• Data entries
========

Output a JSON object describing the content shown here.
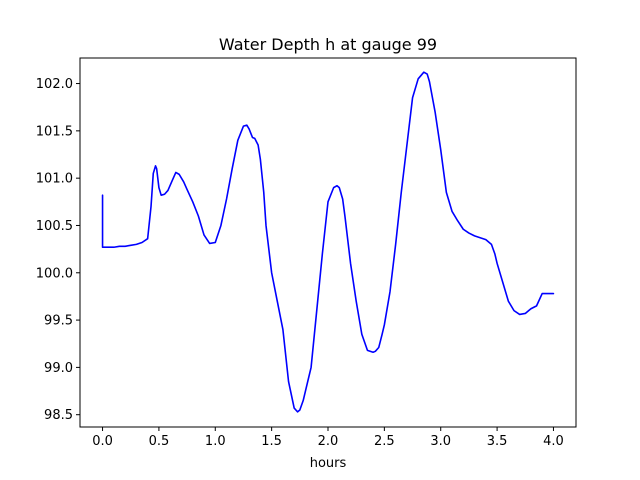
{
  "chart_data": {
    "type": "line",
    "title": "Water Depth h at gauge 99",
    "xlabel": "hours",
    "ylabel": "",
    "xlim": [
      -0.2,
      4.2
    ],
    "ylim": [
      98.37,
      102.27
    ],
    "xticks": [
      0.0,
      0.5,
      1.0,
      1.5,
      2.0,
      2.5,
      3.0,
      3.5,
      4.0
    ],
    "xtick_labels": [
      "0.0",
      "0.5",
      "1.0",
      "1.5",
      "2.0",
      "2.5",
      "3.0",
      "3.5",
      "4.0"
    ],
    "yticks": [
      98.5,
      99.0,
      99.5,
      100.0,
      100.5,
      101.0,
      101.5,
      102.0
    ],
    "ytick_labels": [
      "98.5",
      "99.0",
      "99.5",
      "100.0",
      "100.5",
      "101.0",
      "101.5",
      "102.0"
    ],
    "grid": false,
    "legend": "none",
    "series": [
      {
        "color": "#0000ff",
        "x": [
          0.0,
          0.0,
          0.05,
          0.1,
          0.15,
          0.2,
          0.25,
          0.3,
          0.35,
          0.4,
          0.43,
          0.45,
          0.47,
          0.48,
          0.5,
          0.52,
          0.55,
          0.58,
          0.62,
          0.65,
          0.68,
          0.72,
          0.75,
          0.8,
          0.85,
          0.9,
          0.95,
          1.0,
          1.05,
          1.1,
          1.15,
          1.2,
          1.25,
          1.28,
          1.3,
          1.33,
          1.35,
          1.38,
          1.4,
          1.43,
          1.45,
          1.5,
          1.55,
          1.6,
          1.65,
          1.7,
          1.73,
          1.75,
          1.78,
          1.8,
          1.85,
          1.9,
          1.95,
          2.0,
          2.05,
          2.08,
          2.1,
          2.13,
          2.15,
          2.2,
          2.25,
          2.3,
          2.35,
          2.4,
          2.42,
          2.45,
          2.48,
          2.5,
          2.55,
          2.6,
          2.65,
          2.7,
          2.75,
          2.8,
          2.85,
          2.88,
          2.9,
          2.95,
          3.0,
          3.05,
          3.1,
          3.15,
          3.2,
          3.25,
          3.3,
          3.35,
          3.4,
          3.45,
          3.48,
          3.5,
          3.55,
          3.6,
          3.65,
          3.7,
          3.75,
          3.78,
          3.8,
          3.85,
          3.9,
          3.95,
          4.0
        ],
        "y": [
          100.82,
          100.27,
          100.27,
          100.27,
          100.28,
          100.28,
          100.29,
          100.3,
          100.32,
          100.36,
          100.7,
          101.05,
          101.13,
          101.1,
          100.9,
          100.82,
          100.83,
          100.87,
          100.98,
          101.06,
          101.04,
          100.96,
          100.88,
          100.75,
          100.6,
          100.4,
          100.31,
          100.32,
          100.5,
          100.78,
          101.1,
          101.4,
          101.55,
          101.56,
          101.52,
          101.43,
          101.42,
          101.35,
          101.2,
          100.85,
          100.5,
          100.0,
          99.7,
          99.4,
          98.85,
          98.57,
          98.53,
          98.55,
          98.65,
          98.75,
          99.0,
          99.6,
          100.2,
          100.75,
          100.9,
          100.92,
          100.9,
          100.78,
          100.6,
          100.1,
          99.7,
          99.35,
          99.18,
          99.16,
          99.17,
          99.21,
          99.35,
          99.45,
          99.8,
          100.3,
          100.85,
          101.35,
          101.85,
          102.05,
          102.12,
          102.1,
          102.02,
          101.7,
          101.3,
          100.85,
          100.65,
          100.55,
          100.46,
          100.42,
          100.39,
          100.37,
          100.35,
          100.3,
          100.2,
          100.1,
          99.9,
          99.7,
          99.6,
          99.56,
          99.57,
          99.6,
          99.62,
          99.65,
          99.78,
          99.78,
          99.78
        ]
      }
    ]
  }
}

========

Repeat the material above verbatim. Leave the pictures behind.

• Response to the exercise
Output a JSON object describing the content shown here.
{
  "chart_data": {
    "type": "line",
    "title": "Water Depth h at gauge 99",
    "xlabel": "hours",
    "ylabel": "",
    "xlim": [
      -0.2,
      4.2
    ],
    "ylim": [
      98.37,
      102.27
    ],
    "xticks": [
      0.0,
      0.5,
      1.0,
      1.5,
      2.0,
      2.5,
      3.0,
      3.5,
      4.0
    ],
    "xtick_labels": [
      "0.0",
      "0.5",
      "1.0",
      "1.5",
      "2.0",
      "2.5",
      "3.0",
      "3.5",
      "4.0"
    ],
    "yticks": [
      98.5,
      99.0,
      99.5,
      100.0,
      100.5,
      101.0,
      101.5,
      102.0
    ],
    "ytick_labels": [
      "98.5",
      "99.0",
      "99.5",
      "100.0",
      "100.5",
      "101.0",
      "101.5",
      "102.0"
    ],
    "grid": false,
    "legend": "none",
    "series": [
      {
        "color": "#0000ff",
        "x": [
          0.0,
          0.0,
          0.05,
          0.1,
          0.15,
          0.2,
          0.25,
          0.3,
          0.35,
          0.4,
          0.43,
          0.45,
          0.47,
          0.48,
          0.5,
          0.52,
          0.55,
          0.58,
          0.62,
          0.65,
          0.68,
          0.72,
          0.75,
          0.8,
          0.85,
          0.9,
          0.95,
          1.0,
          1.05,
          1.1,
          1.15,
          1.2,
          1.25,
          1.28,
          1.3,
          1.33,
          1.35,
          1.38,
          1.4,
          1.43,
          1.45,
          1.5,
          1.55,
          1.6,
          1.65,
          1.7,
          1.73,
          1.75,
          1.78,
          1.8,
          1.85,
          1.9,
          1.95,
          2.0,
          2.05,
          2.08,
          2.1,
          2.13,
          2.15,
          2.2,
          2.25,
          2.3,
          2.35,
          2.4,
          2.42,
          2.45,
          2.48,
          2.5,
          2.55,
          2.6,
          2.65,
          2.7,
          2.75,
          2.8,
          2.85,
          2.88,
          2.9,
          2.95,
          3.0,
          3.05,
          3.1,
          3.15,
          3.2,
          3.25,
          3.3,
          3.35,
          3.4,
          3.45,
          3.48,
          3.5,
          3.55,
          3.6,
          3.65,
          3.7,
          3.75,
          3.78,
          3.8,
          3.85,
          3.9,
          3.95,
          4.0
        ],
        "y": [
          100.82,
          100.27,
          100.27,
          100.27,
          100.28,
          100.28,
          100.29,
          100.3,
          100.32,
          100.36,
          100.7,
          101.05,
          101.13,
          101.1,
          100.9,
          100.82,
          100.83,
          100.87,
          100.98,
          101.06,
          101.04,
          100.96,
          100.88,
          100.75,
          100.6,
          100.4,
          100.31,
          100.32,
          100.5,
          100.78,
          101.1,
          101.4,
          101.55,
          101.56,
          101.52,
          101.43,
          101.42,
          101.35,
          101.2,
          100.85,
          100.5,
          100.0,
          99.7,
          99.4,
          98.85,
          98.57,
          98.53,
          98.55,
          98.65,
          98.75,
          99.0,
          99.6,
          100.2,
          100.75,
          100.9,
          100.92,
          100.9,
          100.78,
          100.6,
          100.1,
          99.7,
          99.35,
          99.18,
          99.16,
          99.17,
          99.21,
          99.35,
          99.45,
          99.8,
          100.3,
          100.85,
          101.35,
          101.85,
          102.05,
          102.12,
          102.1,
          102.02,
          101.7,
          101.3,
          100.85,
          100.65,
          100.55,
          100.46,
          100.42,
          100.39,
          100.37,
          100.35,
          100.3,
          100.2,
          100.1,
          99.9,
          99.7,
          99.6,
          99.56,
          99.57,
          99.6,
          99.62,
          99.65,
          99.78,
          99.78,
          99.78
        ]
      }
    ]
  }
}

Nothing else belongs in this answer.